§ **Task instructions**
Report how many lines contain "一块钢板值多少钱呢". The answer is a single number.
※
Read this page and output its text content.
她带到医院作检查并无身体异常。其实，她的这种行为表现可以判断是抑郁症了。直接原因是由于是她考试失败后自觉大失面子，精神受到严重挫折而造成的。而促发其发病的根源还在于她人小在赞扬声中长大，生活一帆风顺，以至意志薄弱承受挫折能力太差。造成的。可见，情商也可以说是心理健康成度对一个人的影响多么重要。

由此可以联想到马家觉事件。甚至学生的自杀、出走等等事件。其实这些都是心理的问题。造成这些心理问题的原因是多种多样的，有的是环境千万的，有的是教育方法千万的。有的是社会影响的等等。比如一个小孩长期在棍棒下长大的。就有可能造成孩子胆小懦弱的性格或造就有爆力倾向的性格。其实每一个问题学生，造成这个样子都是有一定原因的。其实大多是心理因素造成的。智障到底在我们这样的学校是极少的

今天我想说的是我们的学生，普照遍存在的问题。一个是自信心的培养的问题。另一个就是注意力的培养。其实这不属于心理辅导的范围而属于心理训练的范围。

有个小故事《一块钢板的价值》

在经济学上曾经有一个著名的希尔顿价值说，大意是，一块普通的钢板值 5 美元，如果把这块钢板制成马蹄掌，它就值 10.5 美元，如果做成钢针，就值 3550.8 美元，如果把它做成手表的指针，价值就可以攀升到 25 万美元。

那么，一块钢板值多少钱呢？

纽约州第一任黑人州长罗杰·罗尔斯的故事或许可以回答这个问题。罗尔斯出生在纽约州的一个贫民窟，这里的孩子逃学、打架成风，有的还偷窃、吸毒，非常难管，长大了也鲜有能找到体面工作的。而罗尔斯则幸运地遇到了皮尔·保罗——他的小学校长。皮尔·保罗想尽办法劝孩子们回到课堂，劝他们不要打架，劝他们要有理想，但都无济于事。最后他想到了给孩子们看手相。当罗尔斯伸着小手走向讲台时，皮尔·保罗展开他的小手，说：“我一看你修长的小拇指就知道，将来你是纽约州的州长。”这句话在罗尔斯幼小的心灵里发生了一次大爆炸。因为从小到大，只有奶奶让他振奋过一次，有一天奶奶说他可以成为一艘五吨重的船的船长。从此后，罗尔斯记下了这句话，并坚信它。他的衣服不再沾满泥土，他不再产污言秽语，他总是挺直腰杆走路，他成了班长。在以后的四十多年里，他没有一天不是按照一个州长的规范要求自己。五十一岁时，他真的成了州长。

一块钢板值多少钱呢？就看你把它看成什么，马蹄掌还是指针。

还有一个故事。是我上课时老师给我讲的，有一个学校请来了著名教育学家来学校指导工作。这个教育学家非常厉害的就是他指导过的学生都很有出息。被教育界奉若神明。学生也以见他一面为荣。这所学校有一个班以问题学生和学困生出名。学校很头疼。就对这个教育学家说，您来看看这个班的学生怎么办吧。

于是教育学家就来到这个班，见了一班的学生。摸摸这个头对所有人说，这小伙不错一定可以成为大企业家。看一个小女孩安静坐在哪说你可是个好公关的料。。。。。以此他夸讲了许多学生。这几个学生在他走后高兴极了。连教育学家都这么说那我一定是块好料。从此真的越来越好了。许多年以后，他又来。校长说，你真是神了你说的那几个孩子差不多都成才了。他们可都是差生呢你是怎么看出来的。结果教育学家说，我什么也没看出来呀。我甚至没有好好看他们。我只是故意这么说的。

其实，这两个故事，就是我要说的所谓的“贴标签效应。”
※
§ **Task solution**
2